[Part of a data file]
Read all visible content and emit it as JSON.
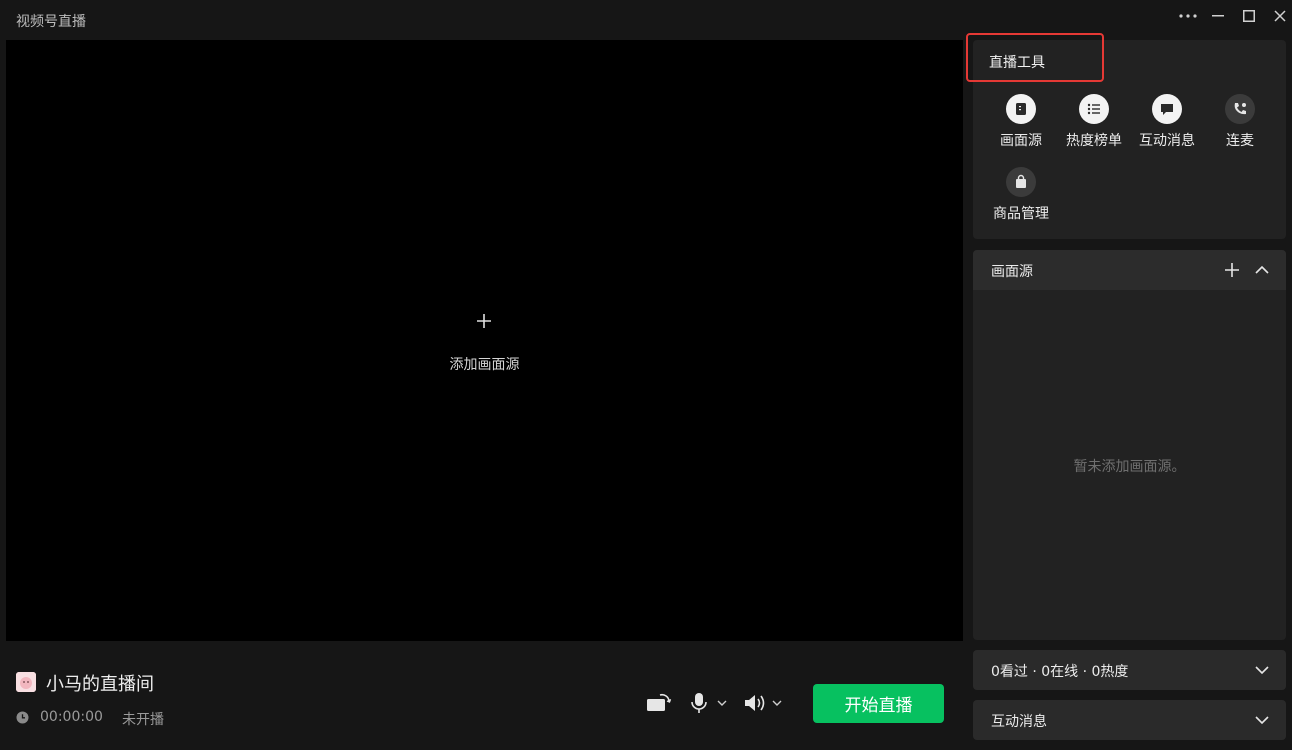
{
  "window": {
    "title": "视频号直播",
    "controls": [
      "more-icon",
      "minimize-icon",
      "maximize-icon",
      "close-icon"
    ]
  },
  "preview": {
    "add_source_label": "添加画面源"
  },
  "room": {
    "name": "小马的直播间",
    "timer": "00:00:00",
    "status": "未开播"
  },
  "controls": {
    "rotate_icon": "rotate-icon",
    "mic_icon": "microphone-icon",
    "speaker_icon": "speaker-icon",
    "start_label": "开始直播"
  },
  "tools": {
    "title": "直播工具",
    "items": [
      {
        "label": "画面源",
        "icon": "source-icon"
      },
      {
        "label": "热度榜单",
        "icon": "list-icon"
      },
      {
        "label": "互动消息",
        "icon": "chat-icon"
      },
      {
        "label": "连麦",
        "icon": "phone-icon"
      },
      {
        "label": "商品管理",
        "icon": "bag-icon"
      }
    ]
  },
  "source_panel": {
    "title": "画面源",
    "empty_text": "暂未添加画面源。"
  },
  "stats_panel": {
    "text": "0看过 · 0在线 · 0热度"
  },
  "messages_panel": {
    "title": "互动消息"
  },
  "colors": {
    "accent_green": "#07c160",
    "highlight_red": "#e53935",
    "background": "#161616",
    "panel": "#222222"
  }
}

Given exercise - The records above are to be reproduced exactly; the pictures are to be left out.

Exercise output -
Read all visible content and emit it as JSON.
{
  "window": {
    "title": "视频号直播",
    "controls": [
      "more-icon",
      "minimize-icon",
      "maximize-icon",
      "close-icon"
    ]
  },
  "preview": {
    "add_source_label": "添加画面源"
  },
  "room": {
    "name": "小马的直播间",
    "timer": "00:00:00",
    "status": "未开播"
  },
  "controls": {
    "rotate_icon": "rotate-icon",
    "mic_icon": "microphone-icon",
    "speaker_icon": "speaker-icon",
    "start_label": "开始直播"
  },
  "tools": {
    "title": "直播工具",
    "items": [
      {
        "label": "画面源",
        "icon": "source-icon"
      },
      {
        "label": "热度榜单",
        "icon": "list-icon"
      },
      {
        "label": "互动消息",
        "icon": "chat-icon"
      },
      {
        "label": "连麦",
        "icon": "phone-icon"
      },
      {
        "label": "商品管理",
        "icon": "bag-icon"
      }
    ]
  },
  "source_panel": {
    "title": "画面源",
    "empty_text": "暂未添加画面源。"
  },
  "stats_panel": {
    "text": "0看过 · 0在线 · 0热度"
  },
  "messages_panel": {
    "title": "互动消息"
  },
  "colors": {
    "accent_green": "#07c160",
    "highlight_red": "#e53935",
    "background": "#161616",
    "panel": "#222222"
  }
}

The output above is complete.